--- Start DATASET ENTRIES ---

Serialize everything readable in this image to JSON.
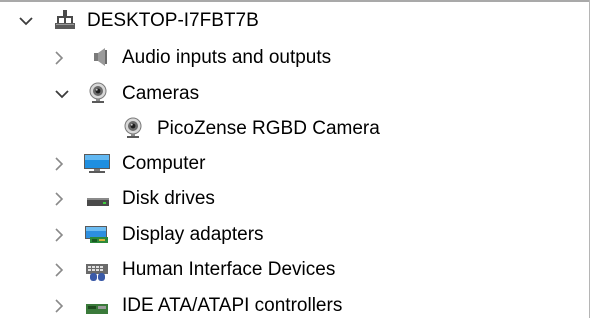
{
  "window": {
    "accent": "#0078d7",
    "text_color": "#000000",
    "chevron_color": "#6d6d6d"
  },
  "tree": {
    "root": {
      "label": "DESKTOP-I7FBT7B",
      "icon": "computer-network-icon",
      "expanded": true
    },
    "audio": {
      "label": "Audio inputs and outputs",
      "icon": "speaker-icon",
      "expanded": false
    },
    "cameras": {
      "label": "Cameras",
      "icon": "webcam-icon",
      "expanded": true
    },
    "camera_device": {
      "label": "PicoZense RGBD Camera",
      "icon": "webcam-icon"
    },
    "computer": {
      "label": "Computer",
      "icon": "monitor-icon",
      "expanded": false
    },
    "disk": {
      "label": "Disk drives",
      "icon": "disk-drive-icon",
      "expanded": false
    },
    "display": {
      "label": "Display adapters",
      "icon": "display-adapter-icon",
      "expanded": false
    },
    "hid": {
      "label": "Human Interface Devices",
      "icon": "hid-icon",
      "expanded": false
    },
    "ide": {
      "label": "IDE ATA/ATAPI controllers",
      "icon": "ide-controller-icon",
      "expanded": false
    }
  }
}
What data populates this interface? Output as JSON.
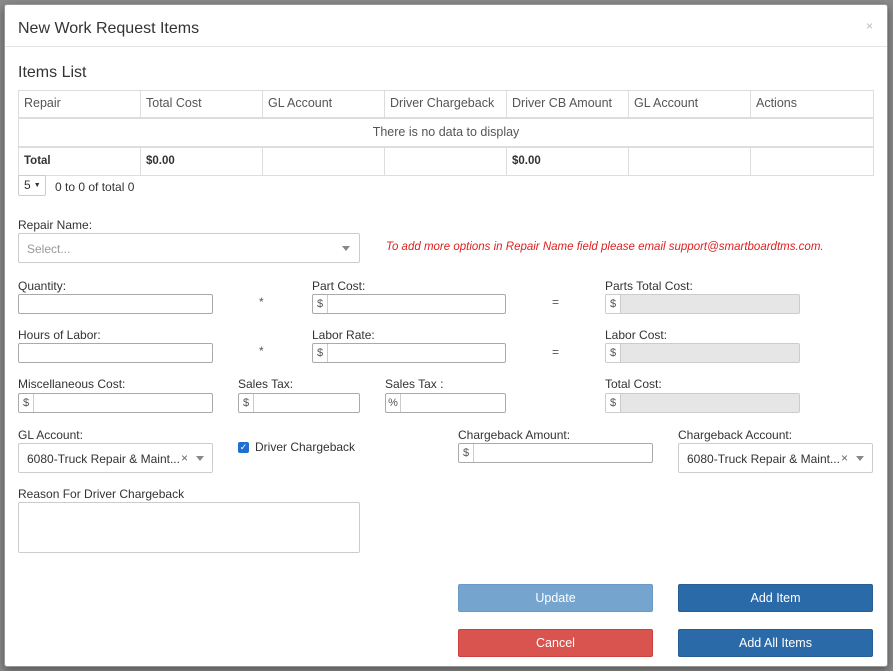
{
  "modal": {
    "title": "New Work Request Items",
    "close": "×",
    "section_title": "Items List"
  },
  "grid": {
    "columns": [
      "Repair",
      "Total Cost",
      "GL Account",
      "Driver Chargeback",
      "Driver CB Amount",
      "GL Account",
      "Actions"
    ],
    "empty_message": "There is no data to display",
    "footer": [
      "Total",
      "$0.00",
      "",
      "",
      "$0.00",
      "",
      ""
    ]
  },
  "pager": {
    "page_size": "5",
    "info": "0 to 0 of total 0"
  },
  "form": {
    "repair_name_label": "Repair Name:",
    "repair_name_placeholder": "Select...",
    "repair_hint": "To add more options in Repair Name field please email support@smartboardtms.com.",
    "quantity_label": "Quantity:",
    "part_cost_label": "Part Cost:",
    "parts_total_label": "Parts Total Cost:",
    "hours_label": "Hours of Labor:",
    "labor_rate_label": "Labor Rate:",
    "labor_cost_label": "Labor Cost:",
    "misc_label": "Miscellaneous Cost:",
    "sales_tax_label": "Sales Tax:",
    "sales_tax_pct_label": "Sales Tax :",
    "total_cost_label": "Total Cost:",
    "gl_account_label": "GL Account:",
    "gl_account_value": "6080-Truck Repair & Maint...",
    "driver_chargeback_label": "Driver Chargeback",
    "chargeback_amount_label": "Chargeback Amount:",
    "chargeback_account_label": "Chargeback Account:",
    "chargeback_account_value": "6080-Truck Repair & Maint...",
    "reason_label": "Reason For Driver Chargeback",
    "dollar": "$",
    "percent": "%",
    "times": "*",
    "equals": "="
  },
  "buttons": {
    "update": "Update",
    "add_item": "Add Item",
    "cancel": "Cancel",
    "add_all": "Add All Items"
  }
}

--- End DATASET ENTRIES ---
--- Start DATASET ENTRIES ---

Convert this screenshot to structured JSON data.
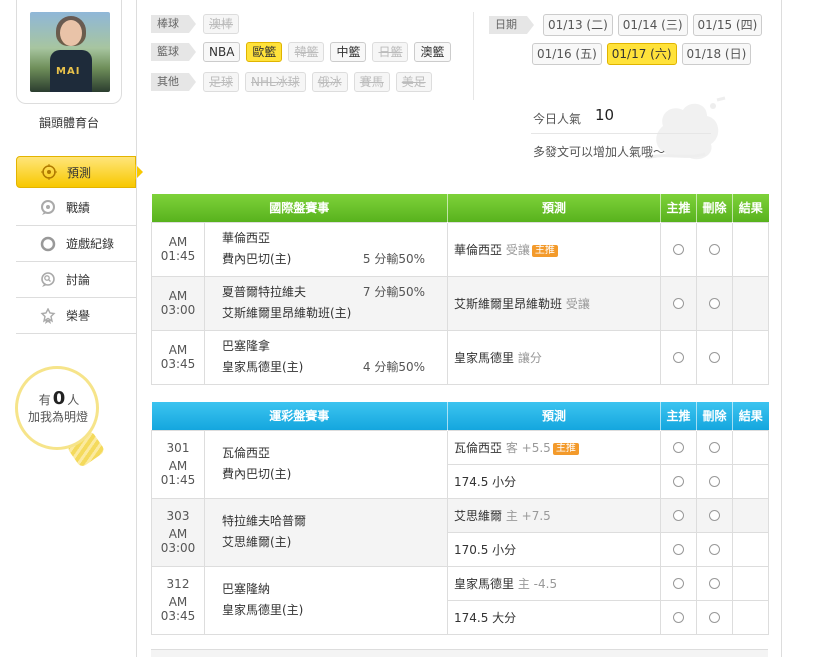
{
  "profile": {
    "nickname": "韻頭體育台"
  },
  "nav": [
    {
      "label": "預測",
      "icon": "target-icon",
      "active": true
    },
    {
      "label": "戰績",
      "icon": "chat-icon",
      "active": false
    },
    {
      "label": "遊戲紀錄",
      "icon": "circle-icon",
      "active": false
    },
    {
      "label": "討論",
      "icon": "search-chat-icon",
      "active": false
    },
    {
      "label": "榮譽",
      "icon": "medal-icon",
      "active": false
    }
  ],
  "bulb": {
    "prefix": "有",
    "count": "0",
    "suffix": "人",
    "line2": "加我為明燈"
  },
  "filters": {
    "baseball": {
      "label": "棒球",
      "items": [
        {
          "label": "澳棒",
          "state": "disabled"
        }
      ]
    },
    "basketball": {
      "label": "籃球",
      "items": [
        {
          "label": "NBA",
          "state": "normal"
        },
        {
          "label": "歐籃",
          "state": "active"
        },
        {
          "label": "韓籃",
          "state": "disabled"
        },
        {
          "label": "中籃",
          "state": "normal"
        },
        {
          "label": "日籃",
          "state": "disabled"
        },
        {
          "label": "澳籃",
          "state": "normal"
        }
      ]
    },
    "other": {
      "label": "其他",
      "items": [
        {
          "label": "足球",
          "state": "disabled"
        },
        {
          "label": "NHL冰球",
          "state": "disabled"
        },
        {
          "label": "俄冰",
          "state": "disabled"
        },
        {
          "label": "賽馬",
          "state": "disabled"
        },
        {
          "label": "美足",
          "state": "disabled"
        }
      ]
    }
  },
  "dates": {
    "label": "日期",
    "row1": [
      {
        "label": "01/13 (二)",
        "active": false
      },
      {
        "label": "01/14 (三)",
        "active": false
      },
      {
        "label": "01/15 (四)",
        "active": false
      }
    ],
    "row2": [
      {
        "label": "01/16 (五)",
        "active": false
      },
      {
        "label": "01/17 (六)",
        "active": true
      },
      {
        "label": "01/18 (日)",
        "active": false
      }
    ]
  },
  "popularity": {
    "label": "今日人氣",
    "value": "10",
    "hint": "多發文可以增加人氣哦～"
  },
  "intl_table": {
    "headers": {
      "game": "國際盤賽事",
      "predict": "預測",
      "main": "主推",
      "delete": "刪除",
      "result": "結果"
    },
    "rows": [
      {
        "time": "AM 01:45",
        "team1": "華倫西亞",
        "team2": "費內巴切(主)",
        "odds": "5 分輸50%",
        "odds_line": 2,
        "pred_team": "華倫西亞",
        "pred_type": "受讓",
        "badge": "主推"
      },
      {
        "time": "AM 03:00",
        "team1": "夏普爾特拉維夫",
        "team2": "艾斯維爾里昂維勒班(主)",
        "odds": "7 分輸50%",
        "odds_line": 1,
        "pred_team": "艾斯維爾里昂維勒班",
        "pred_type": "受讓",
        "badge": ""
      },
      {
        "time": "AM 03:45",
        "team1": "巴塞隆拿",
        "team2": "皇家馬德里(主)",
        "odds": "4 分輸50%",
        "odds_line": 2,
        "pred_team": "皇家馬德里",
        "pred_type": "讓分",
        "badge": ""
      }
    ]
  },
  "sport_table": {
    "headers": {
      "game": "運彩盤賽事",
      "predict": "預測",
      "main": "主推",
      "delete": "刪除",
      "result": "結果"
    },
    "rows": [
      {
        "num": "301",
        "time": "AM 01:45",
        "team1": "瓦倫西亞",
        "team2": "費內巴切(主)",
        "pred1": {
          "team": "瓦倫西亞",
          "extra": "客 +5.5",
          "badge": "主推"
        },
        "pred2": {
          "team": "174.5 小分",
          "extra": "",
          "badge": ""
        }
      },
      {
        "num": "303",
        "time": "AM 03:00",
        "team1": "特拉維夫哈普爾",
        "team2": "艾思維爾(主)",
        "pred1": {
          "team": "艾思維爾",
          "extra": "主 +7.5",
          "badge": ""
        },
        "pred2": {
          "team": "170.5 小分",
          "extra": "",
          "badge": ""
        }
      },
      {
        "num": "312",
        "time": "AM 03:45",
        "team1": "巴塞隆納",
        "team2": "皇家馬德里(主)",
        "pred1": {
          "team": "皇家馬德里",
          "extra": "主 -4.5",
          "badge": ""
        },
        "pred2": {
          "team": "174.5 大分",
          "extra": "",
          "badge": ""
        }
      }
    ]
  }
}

--- End DATASET ENTRIES ---
--- Start DATASET ENTRIES ---

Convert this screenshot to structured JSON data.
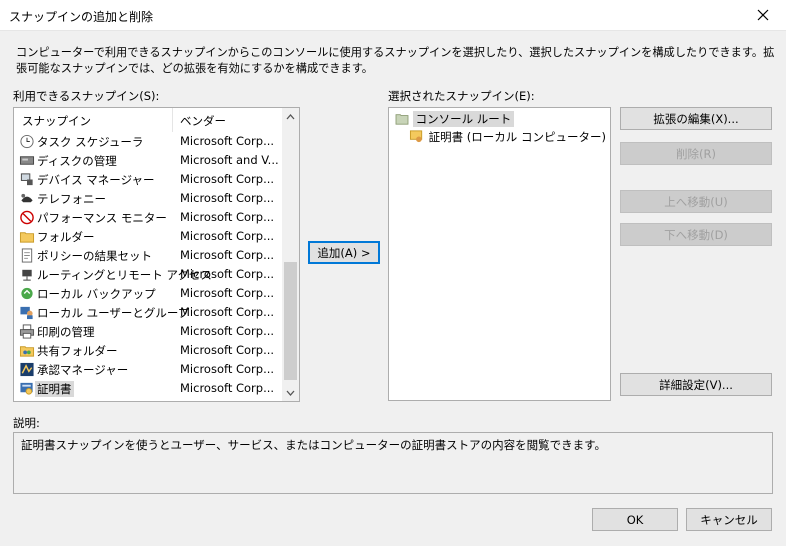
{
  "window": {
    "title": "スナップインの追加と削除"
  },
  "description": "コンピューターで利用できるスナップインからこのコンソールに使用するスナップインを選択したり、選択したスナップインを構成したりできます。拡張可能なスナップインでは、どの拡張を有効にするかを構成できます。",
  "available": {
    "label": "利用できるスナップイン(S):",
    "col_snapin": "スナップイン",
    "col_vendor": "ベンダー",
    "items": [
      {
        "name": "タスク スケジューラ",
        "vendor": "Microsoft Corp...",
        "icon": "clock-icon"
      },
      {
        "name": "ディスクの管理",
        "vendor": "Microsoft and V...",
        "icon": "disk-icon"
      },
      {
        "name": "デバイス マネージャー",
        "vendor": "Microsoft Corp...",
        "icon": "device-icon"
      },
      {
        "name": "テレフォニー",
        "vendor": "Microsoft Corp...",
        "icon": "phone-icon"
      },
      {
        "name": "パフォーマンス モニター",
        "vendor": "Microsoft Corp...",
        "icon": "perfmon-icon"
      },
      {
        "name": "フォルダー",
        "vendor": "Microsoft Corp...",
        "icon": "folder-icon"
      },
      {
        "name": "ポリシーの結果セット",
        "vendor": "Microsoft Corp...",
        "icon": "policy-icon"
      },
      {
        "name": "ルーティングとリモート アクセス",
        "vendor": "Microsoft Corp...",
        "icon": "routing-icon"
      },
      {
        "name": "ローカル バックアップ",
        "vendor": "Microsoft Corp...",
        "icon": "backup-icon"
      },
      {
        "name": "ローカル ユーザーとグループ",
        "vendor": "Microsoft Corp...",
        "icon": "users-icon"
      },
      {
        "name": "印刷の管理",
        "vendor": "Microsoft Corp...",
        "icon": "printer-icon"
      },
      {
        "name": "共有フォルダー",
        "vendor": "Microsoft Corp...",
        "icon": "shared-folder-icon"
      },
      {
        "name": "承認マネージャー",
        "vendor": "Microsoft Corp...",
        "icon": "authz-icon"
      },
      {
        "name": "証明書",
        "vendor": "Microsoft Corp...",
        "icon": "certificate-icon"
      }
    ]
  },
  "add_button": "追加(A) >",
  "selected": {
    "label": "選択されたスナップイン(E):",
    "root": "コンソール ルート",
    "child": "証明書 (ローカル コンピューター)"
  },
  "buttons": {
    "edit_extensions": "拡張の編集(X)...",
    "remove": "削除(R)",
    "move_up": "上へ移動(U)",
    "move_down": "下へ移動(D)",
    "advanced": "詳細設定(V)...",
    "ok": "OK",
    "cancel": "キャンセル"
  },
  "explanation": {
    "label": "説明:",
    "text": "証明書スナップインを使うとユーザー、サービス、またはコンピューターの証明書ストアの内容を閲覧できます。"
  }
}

--- End DATASET ENTRIES ---

WHAT IS EXPECTED: Report how many lines of the preceding records include "Amount". Output the number only.

TASK ANSWER: 2